Extracted records:

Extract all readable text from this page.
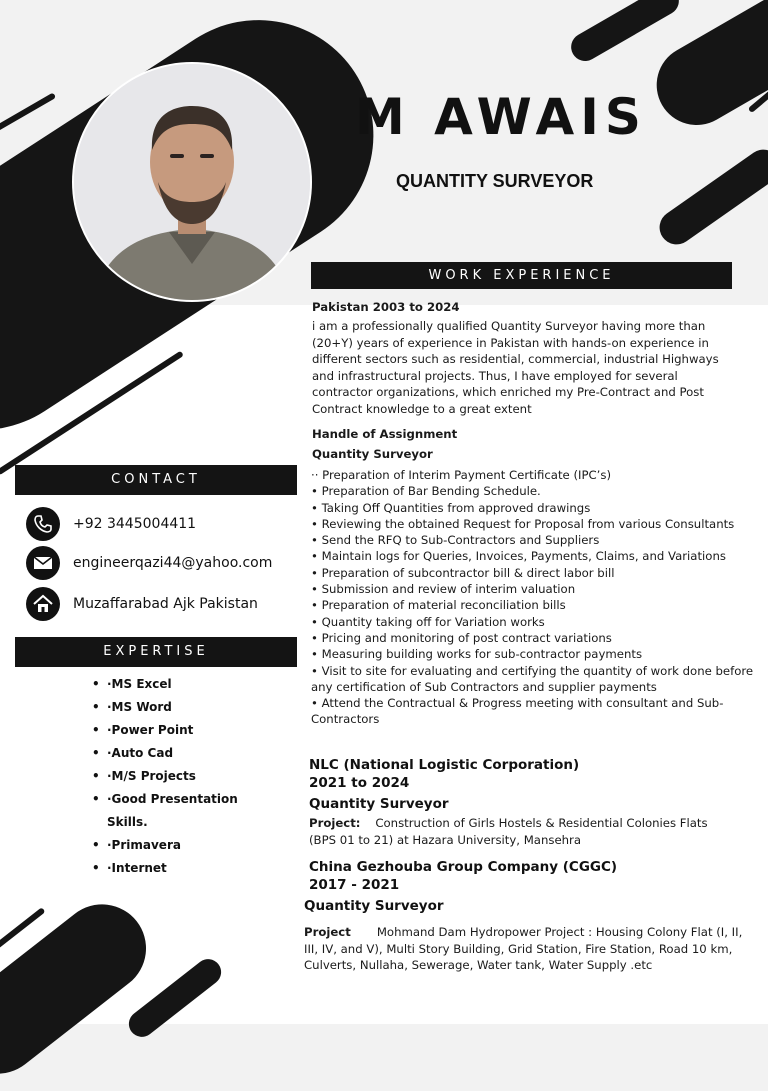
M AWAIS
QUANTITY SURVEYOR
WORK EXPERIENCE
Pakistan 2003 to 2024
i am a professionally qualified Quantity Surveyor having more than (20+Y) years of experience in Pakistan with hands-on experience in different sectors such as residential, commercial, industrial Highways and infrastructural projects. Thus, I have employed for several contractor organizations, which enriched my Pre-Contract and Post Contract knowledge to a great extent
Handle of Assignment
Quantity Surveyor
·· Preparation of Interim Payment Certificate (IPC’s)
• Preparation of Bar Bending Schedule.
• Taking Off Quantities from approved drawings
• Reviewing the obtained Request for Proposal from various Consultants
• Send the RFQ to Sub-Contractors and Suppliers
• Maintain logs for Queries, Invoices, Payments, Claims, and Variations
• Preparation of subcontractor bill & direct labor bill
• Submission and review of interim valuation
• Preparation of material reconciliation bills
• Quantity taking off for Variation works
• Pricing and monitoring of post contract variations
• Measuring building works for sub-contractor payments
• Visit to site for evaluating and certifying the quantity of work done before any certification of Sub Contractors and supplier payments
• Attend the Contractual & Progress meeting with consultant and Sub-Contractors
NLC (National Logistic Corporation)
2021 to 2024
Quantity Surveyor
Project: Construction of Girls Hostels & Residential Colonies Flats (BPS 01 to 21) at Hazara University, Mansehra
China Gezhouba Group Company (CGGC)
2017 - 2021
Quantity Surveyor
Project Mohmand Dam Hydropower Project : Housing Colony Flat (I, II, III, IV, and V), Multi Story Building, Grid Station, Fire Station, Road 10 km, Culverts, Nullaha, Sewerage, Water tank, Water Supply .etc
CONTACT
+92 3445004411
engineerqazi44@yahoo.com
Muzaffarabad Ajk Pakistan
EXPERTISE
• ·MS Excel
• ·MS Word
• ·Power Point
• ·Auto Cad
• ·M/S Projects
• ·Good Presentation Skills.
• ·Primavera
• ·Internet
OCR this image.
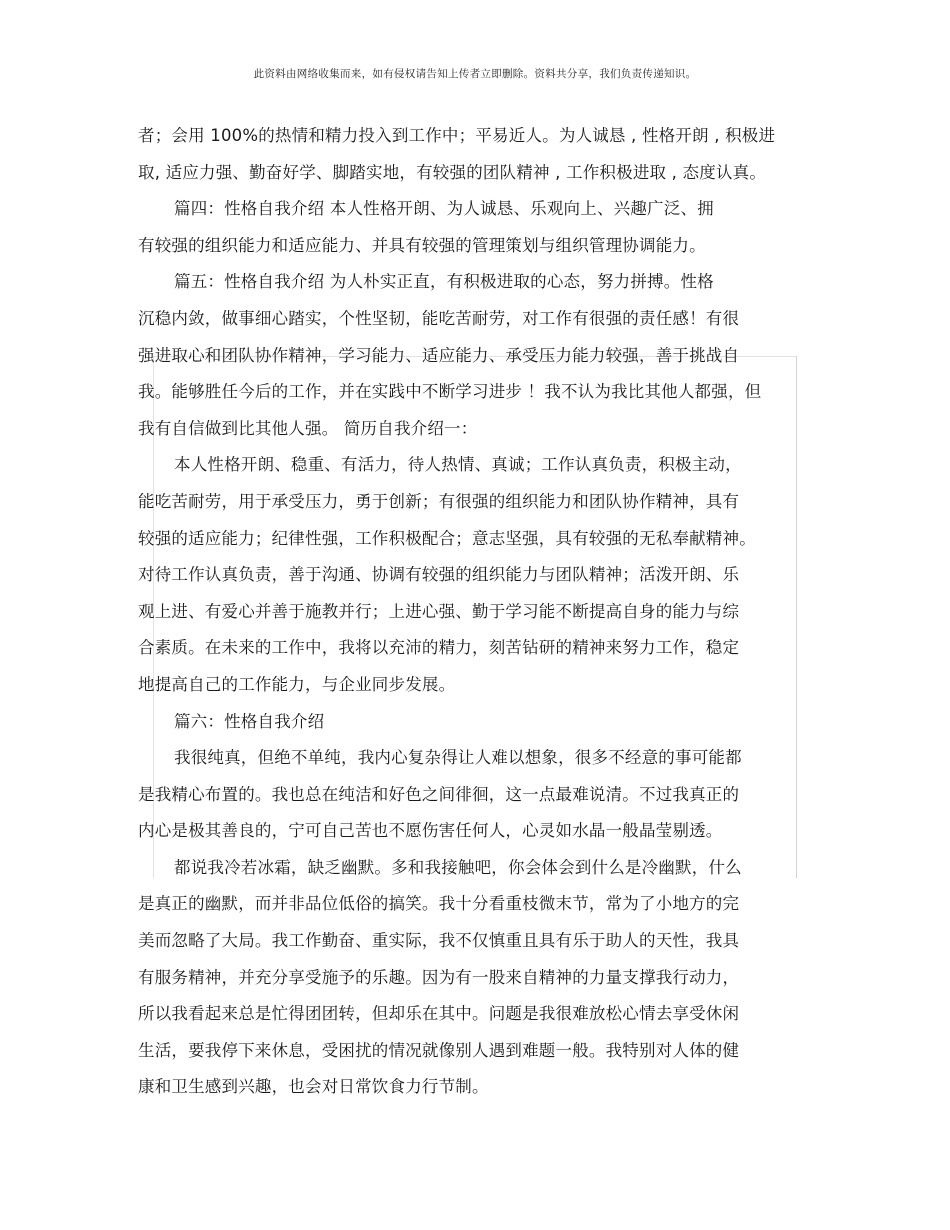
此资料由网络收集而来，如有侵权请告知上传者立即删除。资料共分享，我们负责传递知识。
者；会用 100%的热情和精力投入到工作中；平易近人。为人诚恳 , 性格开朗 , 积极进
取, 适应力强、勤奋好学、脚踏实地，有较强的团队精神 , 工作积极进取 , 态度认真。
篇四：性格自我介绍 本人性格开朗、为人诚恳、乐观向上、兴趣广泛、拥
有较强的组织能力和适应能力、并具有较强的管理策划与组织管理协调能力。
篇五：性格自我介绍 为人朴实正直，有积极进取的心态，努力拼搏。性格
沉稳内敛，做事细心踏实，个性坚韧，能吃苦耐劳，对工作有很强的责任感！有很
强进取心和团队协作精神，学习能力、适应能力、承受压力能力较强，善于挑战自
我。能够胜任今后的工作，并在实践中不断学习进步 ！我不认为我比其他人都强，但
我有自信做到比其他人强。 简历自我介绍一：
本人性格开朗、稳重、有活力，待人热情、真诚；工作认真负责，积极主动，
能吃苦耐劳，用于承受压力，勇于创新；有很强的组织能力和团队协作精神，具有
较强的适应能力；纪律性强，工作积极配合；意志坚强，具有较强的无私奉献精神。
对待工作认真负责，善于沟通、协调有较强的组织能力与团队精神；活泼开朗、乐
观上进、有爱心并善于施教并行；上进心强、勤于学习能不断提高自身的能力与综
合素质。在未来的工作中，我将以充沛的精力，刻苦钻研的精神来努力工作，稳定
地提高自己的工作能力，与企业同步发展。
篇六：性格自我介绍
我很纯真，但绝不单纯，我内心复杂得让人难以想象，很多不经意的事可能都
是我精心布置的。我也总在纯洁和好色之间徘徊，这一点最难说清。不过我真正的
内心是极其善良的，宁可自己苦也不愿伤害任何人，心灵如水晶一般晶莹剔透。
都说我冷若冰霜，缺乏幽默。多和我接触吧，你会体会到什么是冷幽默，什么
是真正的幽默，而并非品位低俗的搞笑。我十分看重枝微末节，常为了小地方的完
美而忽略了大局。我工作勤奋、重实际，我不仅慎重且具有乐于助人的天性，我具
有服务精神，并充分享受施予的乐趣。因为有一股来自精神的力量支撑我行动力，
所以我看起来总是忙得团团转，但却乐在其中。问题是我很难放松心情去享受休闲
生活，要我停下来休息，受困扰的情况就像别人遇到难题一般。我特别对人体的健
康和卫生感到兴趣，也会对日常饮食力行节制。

**What to produce:** Ignore the images and quote every line of the listing exactly.

**Written answer:**
Extract all readable text from this page.
M AWAIS
QUANTITY SURVEYOR
WORK EXPERIENCE
Pakistan 2003 to 2024
i am a professionally qualified Quantity Surveyor having more than (20+Y) years of experience in Pakistan with hands-on experience in different sectors such as residential, commercial, industrial Highways and infrastructural projects. Thus, I have employed for several contractor organizations, which enriched my Pre-Contract and Post Contract knowledge to a great extent
Handle of Assignment
Quantity Surveyor
·· Preparation of Interim Payment Certificate (IPC’s)
• Preparation of Bar Bending Schedule.
• Taking Off Quantities from approved drawings
• Reviewing the obtained Request for Proposal from various Consultants
• Send the RFQ to Sub-Contractors and Suppliers
• Maintain logs for Queries, Invoices, Payments, Claims, and Variations
• Preparation of subcontractor bill & direct labor bill
• Submission and review of interim valuation
• Preparation of material reconciliation bills
• Quantity taking off for Variation works
• Pricing and monitoring of post contract variations
• Measuring building works for sub-contractor payments
• Visit to site for evaluating and certifying the quantity of work done before any certification of Sub Contractors and supplier payments
• Attend the Contractual & Progress meeting with consultant and Sub-Contractors
NLC (National Logistic Corporation)
2021 to 2024
Quantity Surveyor
Project: Construction of Girls Hostels & Residential Colonies Flats (BPS 01 to 21) at Hazara University, Mansehra
China Gezhouba Group Company (CGGC)
2017 - 2021
Quantity Surveyor
Project Mohmand Dam Hydropower Project : Housing Colony Flat (I, II, III, IV, and V), Multi Story Building, Grid Station, Fire Station, Road 10 km, Culverts, Nullaha, Sewerage, Water tank, Water Supply .etc
CONTACT
+92 3445004411
engineerqazi44@yahoo.com
Muzaffarabad Ajk Pakistan
EXPERTISE
• ·MS Excel
• ·MS Word
• ·Power Point
• ·Auto Cad
• ·M/S Projects
• ·Good Presentation Skills.
• ·Primavera
• ·Internet
OCR this image.
此资料由网络收集而来，如有侵权请告知上传者立即删除。资料共分享，我们负责传递知识。
者；会用 100%的热情和精力投入到工作中；平易近人。为人诚恳 , 性格开朗 , 积极进
取, 适应力强、勤奋好学、脚踏实地，有较强的团队精神 , 工作积极进取 , 态度认真。
篇四：性格自我介绍 本人性格开朗、为人诚恳、乐观向上、兴趣广泛、拥
有较强的组织能力和适应能力、并具有较强的管理策划与组织管理协调能力。
篇五：性格自我介绍 为人朴实正直，有积极进取的心态，努力拼搏。性格
沉稳内敛，做事细心踏实，个性坚韧，能吃苦耐劳，对工作有很强的责任感！有很
强进取心和团队协作精神，学习能力、适应能力、承受压力能力较强，善于挑战自
我。能够胜任今后的工作，并在实践中不断学习进步 ！我不认为我比其他人都强，但
我有自信做到比其他人强。 简历自我介绍一：
本人性格开朗、稳重、有活力，待人热情、真诚；工作认真负责，积极主动，
能吃苦耐劳，用于承受压力，勇于创新；有很强的组织能力和团队协作精神，具有
较强的适应能力；纪律性强，工作积极配合；意志坚强，具有较强的无私奉献精神。
对待工作认真负责，善于沟通、协调有较强的组织能力与团队精神；活泼开朗、乐
观上进、有爱心并善于施教并行；上进心强、勤于学习能不断提高自身的能力与综
合素质。在未来的工作中，我将以充沛的精力，刻苦钻研的精神来努力工作，稳定
地提高自己的工作能力，与企业同步发展。
篇六：性格自我介绍
我很纯真，但绝不单纯，我内心复杂得让人难以想象，很多不经意的事可能都
是我精心布置的。我也总在纯洁和好色之间徘徊，这一点最难说清。不过我真正的
内心是极其善良的，宁可自己苦也不愿伤害任何人，心灵如水晶一般晶莹剔透。
都说我冷若冰霜，缺乏幽默。多和我接触吧，你会体会到什么是冷幽默，什么
是真正的幽默，而并非品位低俗的搞笑。我十分看重枝微末节，常为了小地方的完
美而忽略了大局。我工作勤奋、重实际，我不仅慎重且具有乐于助人的天性，我具
有服务精神，并充分享受施予的乐趣。因为有一股来自精神的力量支撑我行动力，
所以我看起来总是忙得团团转，但却乐在其中。问题是我很难放松心情去享受休闲
生活，要我停下来休息，受困扰的情况就像别人遇到难题一般。我特别对人体的健
康和卫生感到兴趣，也会对日常饮食力行节制。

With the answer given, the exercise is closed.